### Excerpt provided
══════════

Sweet Valley Citrus farms are small, ranging from 5 to 200 acres, with 30 acres the average size. Most are family operations. North Florida is less populated with plenty of farms and timberland, so groves do not abut each other. They are punctuated by towns, pecan groves, cattle, hunting land and farms with other agricultural products. Greening can’t spread as easily as it does in South Florida, where farms are hundreds or thousands of acres, all connected.
Branching Out
Kim Jones, owner of Florida Georgia Citrus in Monticello, is president of Cold Hardy Citrus Association. He says there is room for everyone, and he has forged relationships with California citrus growers, with whom Sweet Valley Citrus farmers compete for a place in the fruit market.
“Florida citrus has historically been juice citrus. California owns about 95% of the fruit market, the fruit people eat,” Kim says. “We want to change that. Our cold hardy fruit is so sweet. We did make a very small dent in the fruit market on the East Coast this year. We can have groves and groves of fruit, but if we don’t have a way to sell it, it’s pointless.”
Kim pulls the bumpy bulb off the top of a shiranui mandarin, an orange and green pocked curiosity—green because he had to rush to harvest before the freeze that hit North Florida at Christmas—and reveals easily separated sections of juicy flesh wrapped in a thick peel and buffered by spongy white pith.
“This here is the filet mignon of citrus fruit,” he says.
This ugly-on-the-outside wonder is a hand-held culinary dream—effortless to peel, a juicy seedless sweet gift to the palate. Looks really are deceiving.
Kim’s operation is mandarin-focused, including satsumas, tangos, marathons, 950s and the heavenly shiranui.
He ships citrus to the Northeast, and his Florida Georgia Citrus company supplies some major U.S. grocery chains. His satsuma juice is in local farmers markets, small shops and bakeries, and his Southern Juicys Satsuma mandarins are sold in Publix stores.
The work never stops for Kim, who retired after 48 years with John Deere.
“We test different varieties all the time,” he says.
Sometimes those tests are done on Kim’s property. Others are completed at the University of Florida Institute of Food and Agricultural Sciences North Florida Research and Education Center.
“When harvest is over, we’re in the groves every day,” Kim says. “The rest of the year is spent taking care of the trees. If you’re not in the grove every day, you’re going backwards.”
Kyli, whose family owns Florida Line Nursery in Monticello and operations in South Georgia, is convinced this new focus on cultivation and marketing citrus from the Sweet Valley region makes sense, especially for providing fruit to the East Coast.
“This is an opportunity to figure out the logistics,” she says. “This area’s citrus peaks at slightly different times than California fruit. For example, our shiranui are ready several weeks earlier than California’s, and some years they could be ready in time for the Christmas market. When you can pick fruit when it’s ripe on the tree, when it doesn’t have to travel far and can be eaten when it’s still fresh, people will taste how much better and sweeter it is.”
Born from challenges, innovation, collaboration and hard work, citrus—Florida’s sweet signature crop—is making history, once again.

══════════

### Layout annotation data
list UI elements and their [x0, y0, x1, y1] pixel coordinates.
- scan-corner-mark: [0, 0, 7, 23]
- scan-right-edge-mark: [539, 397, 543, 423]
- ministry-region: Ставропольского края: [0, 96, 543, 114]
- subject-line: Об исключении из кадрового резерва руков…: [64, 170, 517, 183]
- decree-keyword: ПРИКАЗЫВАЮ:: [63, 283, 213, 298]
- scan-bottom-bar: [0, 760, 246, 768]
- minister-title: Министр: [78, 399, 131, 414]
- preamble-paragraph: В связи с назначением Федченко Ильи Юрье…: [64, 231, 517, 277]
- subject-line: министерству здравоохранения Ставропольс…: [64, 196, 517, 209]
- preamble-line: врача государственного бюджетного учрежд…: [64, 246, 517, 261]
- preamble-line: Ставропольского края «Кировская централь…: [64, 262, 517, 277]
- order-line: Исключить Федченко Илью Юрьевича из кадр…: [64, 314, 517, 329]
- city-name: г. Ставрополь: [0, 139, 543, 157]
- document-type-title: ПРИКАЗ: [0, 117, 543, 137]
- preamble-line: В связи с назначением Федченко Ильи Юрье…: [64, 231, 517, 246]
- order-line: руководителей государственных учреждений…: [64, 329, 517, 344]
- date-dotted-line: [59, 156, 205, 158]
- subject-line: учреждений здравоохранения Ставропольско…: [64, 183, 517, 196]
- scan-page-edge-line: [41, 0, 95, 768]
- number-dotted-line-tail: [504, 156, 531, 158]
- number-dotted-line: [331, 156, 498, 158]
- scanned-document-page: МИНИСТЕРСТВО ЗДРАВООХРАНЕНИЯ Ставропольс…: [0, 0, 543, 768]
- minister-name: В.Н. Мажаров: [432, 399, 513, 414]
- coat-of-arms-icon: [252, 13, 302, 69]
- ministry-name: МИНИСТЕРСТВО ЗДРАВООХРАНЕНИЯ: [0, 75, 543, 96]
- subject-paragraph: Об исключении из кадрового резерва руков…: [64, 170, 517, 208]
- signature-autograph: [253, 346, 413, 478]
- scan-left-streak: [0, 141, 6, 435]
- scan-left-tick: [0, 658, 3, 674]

══════════

### Task to carry out
Reproduce the passage of the Sweet Valley citrus text from "Kim pulls the" to "really are deceiving.".

### Completed exercise
Kim pulls the bumpy bulb off the top of a shiranui mandarin, an orange and green pocked curiosity—green because he had to rush to harvest before the freeze that hit North Florida at Christmas—and reveals easily separated sections of juicy flesh wrapped in a thick peel and buffered by spongy white pith.
“This here is the filet mignon of citrus fruit,” he says.
This ugly-on-the-outside wonder is a hand-held culinary dream—effortless to peel, a juicy seedless sweet gift to the palate. Looks really are deceiving.